TASK DIRECTIONS -
List the lines of this listing that hold the word "Trusted".
>> Start ENTRIES SHOWN
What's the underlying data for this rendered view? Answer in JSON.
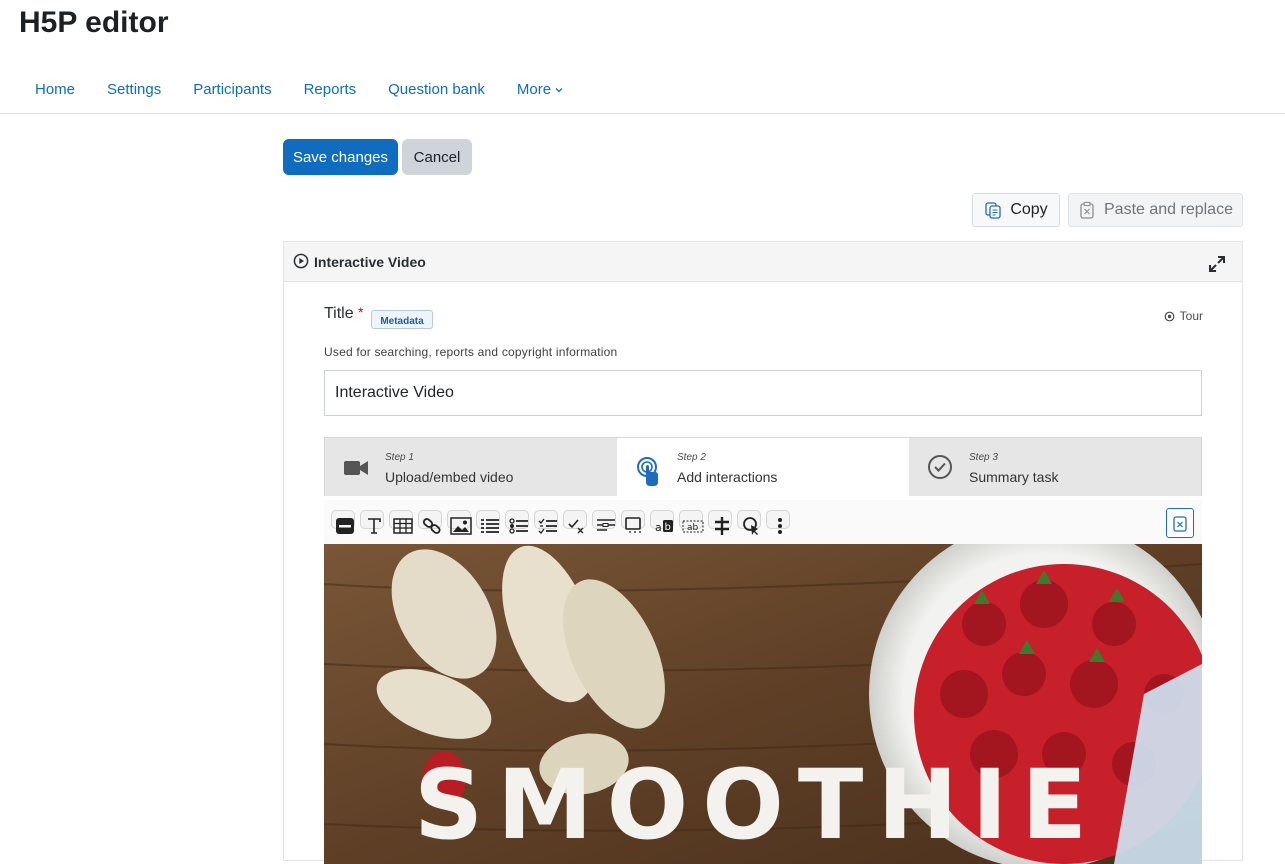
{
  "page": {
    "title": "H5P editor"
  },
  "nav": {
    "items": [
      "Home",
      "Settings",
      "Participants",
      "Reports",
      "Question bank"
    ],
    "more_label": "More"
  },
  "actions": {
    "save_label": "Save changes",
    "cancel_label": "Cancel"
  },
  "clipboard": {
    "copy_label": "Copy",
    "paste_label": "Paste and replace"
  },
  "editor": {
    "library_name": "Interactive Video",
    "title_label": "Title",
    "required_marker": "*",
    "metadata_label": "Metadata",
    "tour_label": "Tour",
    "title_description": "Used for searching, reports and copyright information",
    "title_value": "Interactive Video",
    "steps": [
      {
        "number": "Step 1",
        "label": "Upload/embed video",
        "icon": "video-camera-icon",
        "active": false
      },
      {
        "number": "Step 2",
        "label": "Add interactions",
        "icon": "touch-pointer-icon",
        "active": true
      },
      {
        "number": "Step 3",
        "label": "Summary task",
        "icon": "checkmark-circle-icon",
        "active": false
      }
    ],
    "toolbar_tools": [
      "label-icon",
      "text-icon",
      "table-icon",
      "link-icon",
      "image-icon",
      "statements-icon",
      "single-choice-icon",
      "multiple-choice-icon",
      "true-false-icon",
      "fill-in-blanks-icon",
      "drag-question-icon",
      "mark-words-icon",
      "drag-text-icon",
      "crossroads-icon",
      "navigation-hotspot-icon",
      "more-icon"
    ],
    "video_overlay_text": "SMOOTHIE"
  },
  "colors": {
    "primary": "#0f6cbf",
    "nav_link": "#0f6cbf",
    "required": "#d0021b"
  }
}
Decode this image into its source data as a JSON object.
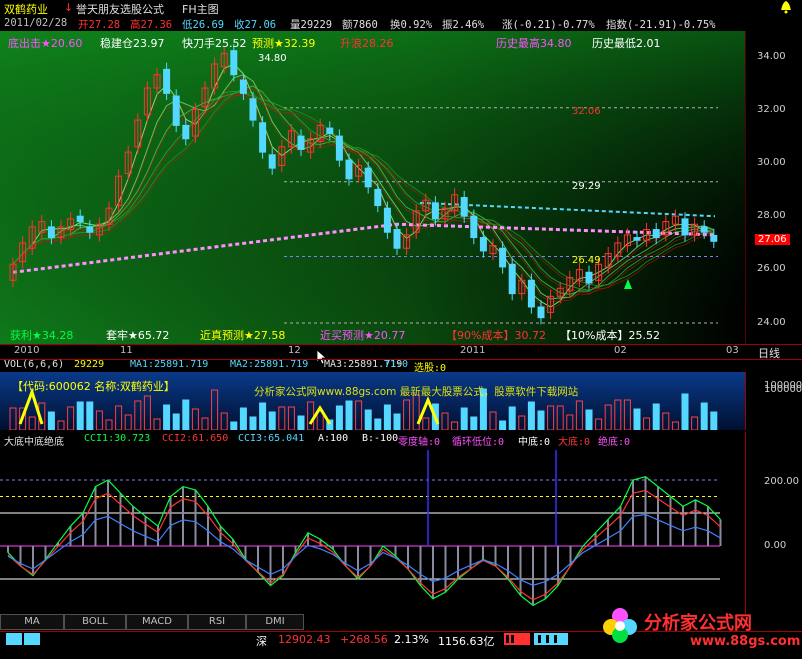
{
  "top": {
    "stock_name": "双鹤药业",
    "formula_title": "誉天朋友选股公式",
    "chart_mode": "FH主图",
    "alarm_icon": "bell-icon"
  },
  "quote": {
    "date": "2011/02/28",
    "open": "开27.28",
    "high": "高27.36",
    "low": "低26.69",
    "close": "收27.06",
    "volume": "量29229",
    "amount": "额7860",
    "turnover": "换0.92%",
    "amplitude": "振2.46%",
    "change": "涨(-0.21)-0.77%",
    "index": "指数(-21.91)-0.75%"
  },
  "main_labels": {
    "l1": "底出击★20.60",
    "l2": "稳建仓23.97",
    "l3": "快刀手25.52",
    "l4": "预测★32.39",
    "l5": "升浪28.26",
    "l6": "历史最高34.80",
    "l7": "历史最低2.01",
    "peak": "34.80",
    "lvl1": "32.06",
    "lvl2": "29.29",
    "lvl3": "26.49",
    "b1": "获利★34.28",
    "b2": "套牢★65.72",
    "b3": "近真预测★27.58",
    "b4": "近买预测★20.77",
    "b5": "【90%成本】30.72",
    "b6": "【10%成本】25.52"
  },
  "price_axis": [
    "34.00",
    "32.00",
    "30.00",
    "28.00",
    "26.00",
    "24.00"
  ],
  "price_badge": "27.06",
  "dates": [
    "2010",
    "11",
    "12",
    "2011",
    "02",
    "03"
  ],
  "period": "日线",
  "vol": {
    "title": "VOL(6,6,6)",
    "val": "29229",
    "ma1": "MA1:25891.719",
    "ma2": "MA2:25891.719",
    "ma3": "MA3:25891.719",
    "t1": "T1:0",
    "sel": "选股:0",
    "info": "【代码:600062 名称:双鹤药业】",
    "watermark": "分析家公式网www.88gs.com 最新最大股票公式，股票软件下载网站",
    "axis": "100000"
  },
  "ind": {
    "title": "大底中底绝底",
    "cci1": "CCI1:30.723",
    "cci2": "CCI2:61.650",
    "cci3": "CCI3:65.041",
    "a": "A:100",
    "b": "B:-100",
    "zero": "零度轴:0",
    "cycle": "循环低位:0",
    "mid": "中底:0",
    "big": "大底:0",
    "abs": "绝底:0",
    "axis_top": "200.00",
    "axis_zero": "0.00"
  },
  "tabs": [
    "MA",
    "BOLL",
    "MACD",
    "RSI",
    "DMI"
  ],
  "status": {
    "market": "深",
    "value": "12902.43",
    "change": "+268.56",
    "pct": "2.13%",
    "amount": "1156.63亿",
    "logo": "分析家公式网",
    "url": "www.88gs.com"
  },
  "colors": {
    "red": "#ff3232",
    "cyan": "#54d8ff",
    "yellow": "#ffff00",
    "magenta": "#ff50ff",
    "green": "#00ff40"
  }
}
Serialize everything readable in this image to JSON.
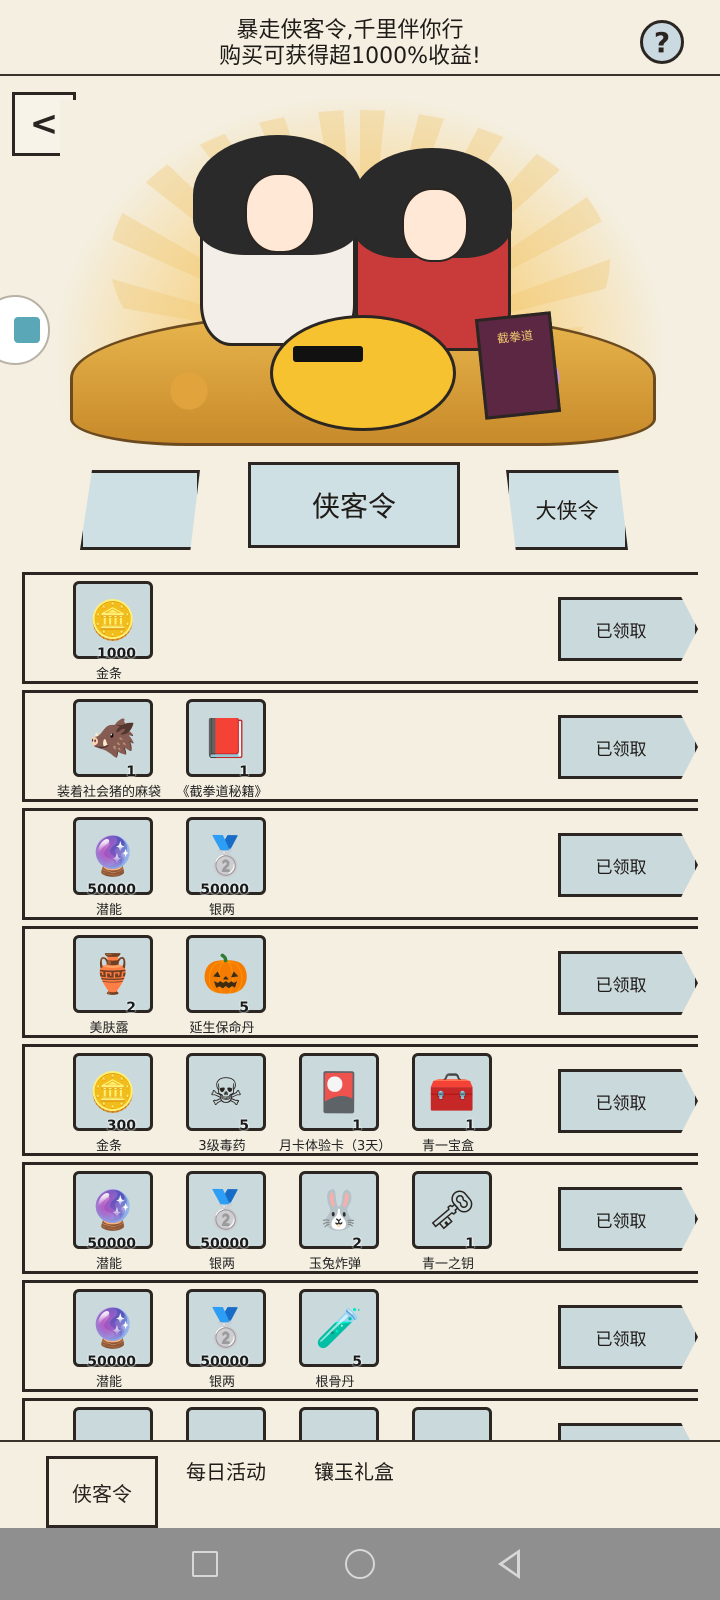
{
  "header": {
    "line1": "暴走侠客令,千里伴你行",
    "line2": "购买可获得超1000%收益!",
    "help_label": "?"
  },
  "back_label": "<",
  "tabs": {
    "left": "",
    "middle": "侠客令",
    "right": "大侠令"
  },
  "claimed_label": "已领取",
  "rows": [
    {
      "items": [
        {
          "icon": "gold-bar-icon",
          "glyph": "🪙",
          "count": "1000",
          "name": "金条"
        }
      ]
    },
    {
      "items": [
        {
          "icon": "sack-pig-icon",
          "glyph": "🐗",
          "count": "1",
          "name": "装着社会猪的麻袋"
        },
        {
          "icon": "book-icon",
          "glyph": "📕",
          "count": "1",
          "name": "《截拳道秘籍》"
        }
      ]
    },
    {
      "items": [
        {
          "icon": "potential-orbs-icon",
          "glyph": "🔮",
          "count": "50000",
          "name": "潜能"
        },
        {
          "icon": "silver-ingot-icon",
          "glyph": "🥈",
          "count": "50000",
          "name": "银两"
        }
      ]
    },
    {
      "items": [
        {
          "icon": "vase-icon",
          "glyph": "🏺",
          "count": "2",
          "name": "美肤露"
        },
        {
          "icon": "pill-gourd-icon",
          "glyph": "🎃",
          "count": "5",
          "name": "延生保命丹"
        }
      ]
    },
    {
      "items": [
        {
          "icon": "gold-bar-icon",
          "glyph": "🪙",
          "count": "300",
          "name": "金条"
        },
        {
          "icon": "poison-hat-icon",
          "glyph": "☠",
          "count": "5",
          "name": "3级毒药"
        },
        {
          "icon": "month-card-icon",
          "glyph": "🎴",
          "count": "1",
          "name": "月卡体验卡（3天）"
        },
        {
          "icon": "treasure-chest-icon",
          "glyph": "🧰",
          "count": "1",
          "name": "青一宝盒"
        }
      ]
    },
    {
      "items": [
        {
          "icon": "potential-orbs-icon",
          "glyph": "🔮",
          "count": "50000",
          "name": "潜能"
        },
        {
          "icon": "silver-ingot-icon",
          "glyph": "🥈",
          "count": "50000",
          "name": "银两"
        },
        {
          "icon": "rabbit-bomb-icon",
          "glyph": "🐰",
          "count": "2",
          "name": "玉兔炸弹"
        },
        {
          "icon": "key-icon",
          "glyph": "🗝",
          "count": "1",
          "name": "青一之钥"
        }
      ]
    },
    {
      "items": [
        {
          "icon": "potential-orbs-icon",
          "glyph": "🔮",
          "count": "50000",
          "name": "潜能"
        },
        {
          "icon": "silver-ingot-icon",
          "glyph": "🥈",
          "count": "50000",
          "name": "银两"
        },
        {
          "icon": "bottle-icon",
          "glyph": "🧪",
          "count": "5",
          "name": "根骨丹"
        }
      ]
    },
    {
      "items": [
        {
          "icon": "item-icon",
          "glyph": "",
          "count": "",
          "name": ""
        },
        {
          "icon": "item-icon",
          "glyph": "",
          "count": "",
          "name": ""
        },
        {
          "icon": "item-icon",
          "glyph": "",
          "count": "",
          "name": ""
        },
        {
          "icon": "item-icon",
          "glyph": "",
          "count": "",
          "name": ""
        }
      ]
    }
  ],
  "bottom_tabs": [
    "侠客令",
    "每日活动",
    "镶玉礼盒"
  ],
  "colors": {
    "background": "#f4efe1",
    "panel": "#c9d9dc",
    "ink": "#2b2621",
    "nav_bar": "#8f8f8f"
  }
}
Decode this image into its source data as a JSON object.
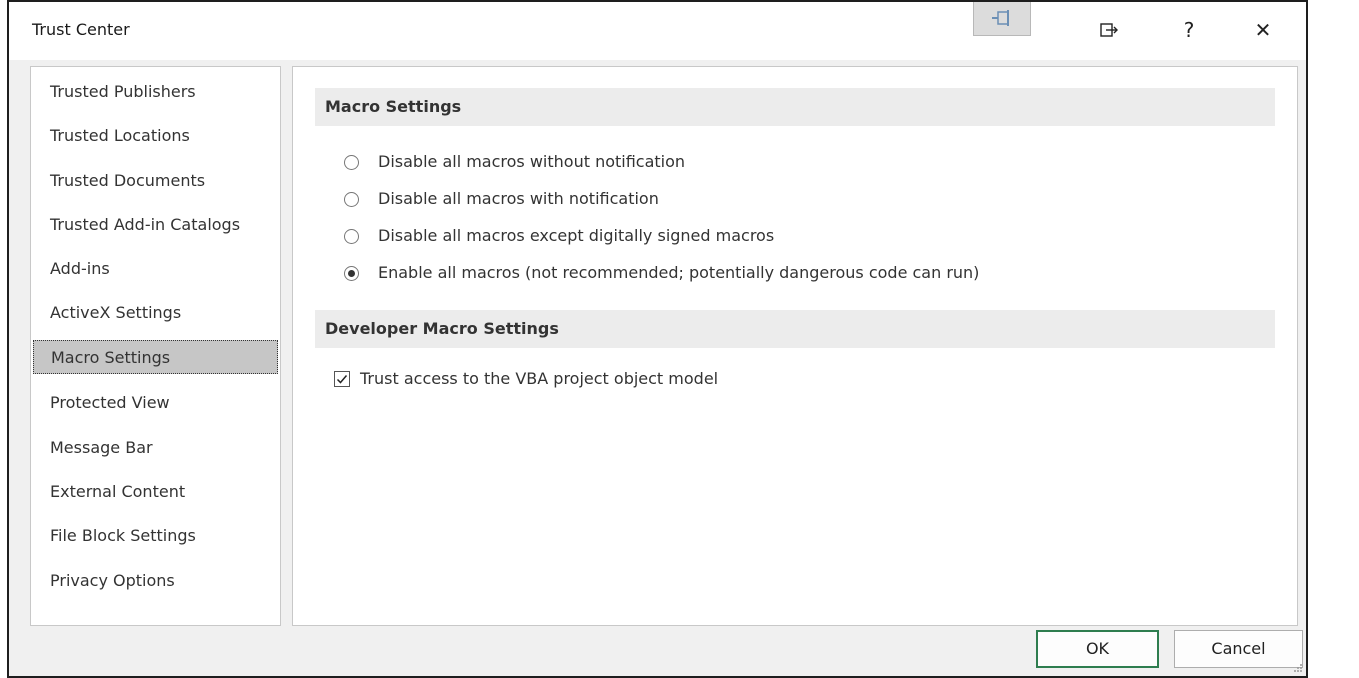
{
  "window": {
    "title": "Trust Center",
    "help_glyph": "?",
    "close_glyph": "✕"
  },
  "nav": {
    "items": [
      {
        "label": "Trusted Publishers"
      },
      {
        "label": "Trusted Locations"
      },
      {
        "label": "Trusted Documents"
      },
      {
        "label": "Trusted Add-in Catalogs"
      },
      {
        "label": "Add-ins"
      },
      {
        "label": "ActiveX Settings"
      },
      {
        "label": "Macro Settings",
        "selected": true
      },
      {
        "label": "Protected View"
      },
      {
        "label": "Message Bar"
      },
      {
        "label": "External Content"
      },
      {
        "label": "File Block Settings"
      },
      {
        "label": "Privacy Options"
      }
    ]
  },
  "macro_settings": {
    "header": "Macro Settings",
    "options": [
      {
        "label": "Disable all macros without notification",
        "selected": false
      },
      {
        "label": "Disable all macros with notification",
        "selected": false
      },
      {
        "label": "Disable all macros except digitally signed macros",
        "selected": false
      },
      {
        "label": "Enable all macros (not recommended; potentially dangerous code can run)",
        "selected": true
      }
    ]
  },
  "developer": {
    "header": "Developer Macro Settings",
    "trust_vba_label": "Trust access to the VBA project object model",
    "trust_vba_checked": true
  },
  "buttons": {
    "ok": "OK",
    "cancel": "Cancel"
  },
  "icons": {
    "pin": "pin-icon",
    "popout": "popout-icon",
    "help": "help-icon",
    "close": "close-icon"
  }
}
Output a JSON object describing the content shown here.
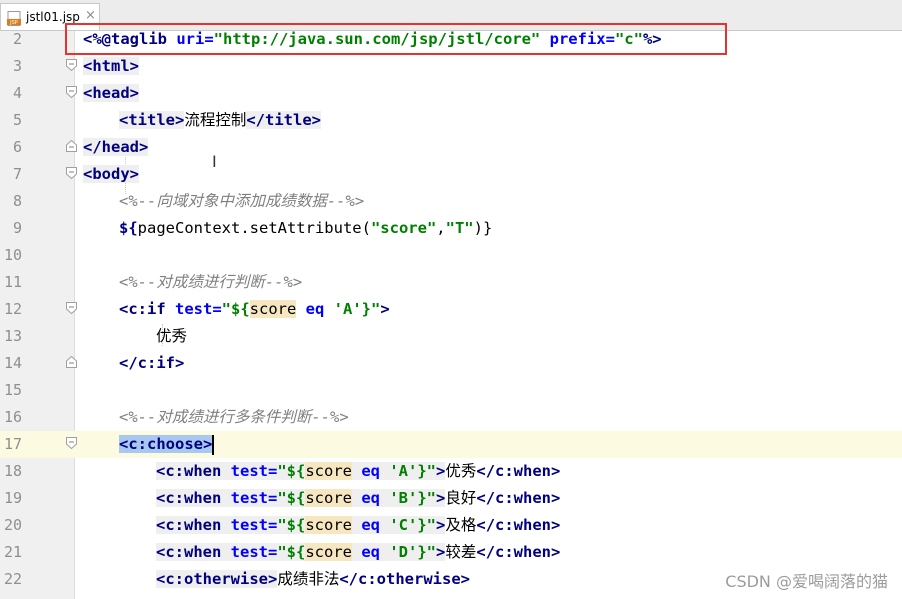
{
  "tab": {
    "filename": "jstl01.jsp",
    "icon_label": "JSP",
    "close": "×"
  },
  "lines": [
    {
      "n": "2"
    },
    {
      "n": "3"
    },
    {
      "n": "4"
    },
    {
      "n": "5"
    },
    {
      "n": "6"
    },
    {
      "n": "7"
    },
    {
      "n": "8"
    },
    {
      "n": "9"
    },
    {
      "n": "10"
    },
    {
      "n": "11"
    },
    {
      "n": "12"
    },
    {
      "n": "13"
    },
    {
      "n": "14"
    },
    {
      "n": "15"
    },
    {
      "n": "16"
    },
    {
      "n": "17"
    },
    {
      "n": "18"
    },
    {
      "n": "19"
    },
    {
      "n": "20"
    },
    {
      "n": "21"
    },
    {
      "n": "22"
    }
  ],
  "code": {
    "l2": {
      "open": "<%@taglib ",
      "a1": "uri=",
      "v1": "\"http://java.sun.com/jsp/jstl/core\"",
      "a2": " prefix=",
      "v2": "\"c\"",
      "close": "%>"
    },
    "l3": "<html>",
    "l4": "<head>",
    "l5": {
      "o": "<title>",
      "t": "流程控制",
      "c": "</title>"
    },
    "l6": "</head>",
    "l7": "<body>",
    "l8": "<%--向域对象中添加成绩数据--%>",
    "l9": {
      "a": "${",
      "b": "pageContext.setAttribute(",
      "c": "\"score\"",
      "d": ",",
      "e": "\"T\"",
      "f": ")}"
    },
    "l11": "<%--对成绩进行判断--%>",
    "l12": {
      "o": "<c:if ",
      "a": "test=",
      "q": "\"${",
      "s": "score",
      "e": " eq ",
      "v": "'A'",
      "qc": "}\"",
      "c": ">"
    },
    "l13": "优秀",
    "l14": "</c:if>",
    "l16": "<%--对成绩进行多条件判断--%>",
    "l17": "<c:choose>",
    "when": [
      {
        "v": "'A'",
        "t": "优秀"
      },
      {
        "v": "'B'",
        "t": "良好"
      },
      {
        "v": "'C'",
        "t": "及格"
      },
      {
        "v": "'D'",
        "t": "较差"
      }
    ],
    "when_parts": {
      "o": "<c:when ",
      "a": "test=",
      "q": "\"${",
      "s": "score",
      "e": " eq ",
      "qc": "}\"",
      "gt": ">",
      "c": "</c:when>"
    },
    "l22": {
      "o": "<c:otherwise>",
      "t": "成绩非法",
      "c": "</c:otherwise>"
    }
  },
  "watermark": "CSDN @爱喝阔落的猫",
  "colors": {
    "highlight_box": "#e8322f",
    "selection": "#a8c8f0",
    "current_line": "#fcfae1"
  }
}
>> End ENTRIES SHOWN
PROBLEM SOLUTION -
        "label": "Trusted Publishers"
        "label": "Trusted Locations"
        "label": "Trusted Documents"
        "label": "Trusted Add-in Catalogs"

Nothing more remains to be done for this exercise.